[START Stored data]

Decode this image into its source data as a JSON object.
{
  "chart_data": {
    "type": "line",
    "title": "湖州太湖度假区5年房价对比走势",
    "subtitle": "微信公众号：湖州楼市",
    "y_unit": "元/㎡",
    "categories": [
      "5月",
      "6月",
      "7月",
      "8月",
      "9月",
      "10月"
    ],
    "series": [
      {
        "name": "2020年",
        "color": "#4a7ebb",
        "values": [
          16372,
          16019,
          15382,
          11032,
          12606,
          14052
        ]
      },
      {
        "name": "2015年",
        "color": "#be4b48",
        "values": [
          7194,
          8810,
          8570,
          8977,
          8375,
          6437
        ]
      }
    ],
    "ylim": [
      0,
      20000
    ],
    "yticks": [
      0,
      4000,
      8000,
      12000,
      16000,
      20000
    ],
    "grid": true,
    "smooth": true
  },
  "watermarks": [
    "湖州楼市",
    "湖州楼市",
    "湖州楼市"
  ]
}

[END Stored data]

Exercise instructions -> Reproduce every line of the data verbatim.

Finished task ->
Decode this image into its source data as a JSON object.
{
  "chart_data": {
    "type": "line",
    "title": "湖州太湖度假区5年房价对比走势",
    "subtitle": "微信公众号：湖州楼市",
    "y_unit": "元/㎡",
    "categories": [
      "5月",
      "6月",
      "7月",
      "8月",
      "9月",
      "10月"
    ],
    "series": [
      {
        "name": "2020年",
        "color": "#4a7ebb",
        "values": [
          16372,
          16019,
          15382,
          11032,
          12606,
          14052
        ]
      },
      {
        "name": "2015年",
        "color": "#be4b48",
        "values": [
          7194,
          8810,
          8570,
          8977,
          8375,
          6437
        ]
      }
    ],
    "ylim": [
      0,
      20000
    ],
    "yticks": [
      0,
      4000,
      8000,
      12000,
      16000,
      20000
    ],
    "grid": true,
    "smooth": true
  },
  "watermarks": [
    "湖州楼市",
    "湖州楼市",
    "湖州楼市"
  ]
}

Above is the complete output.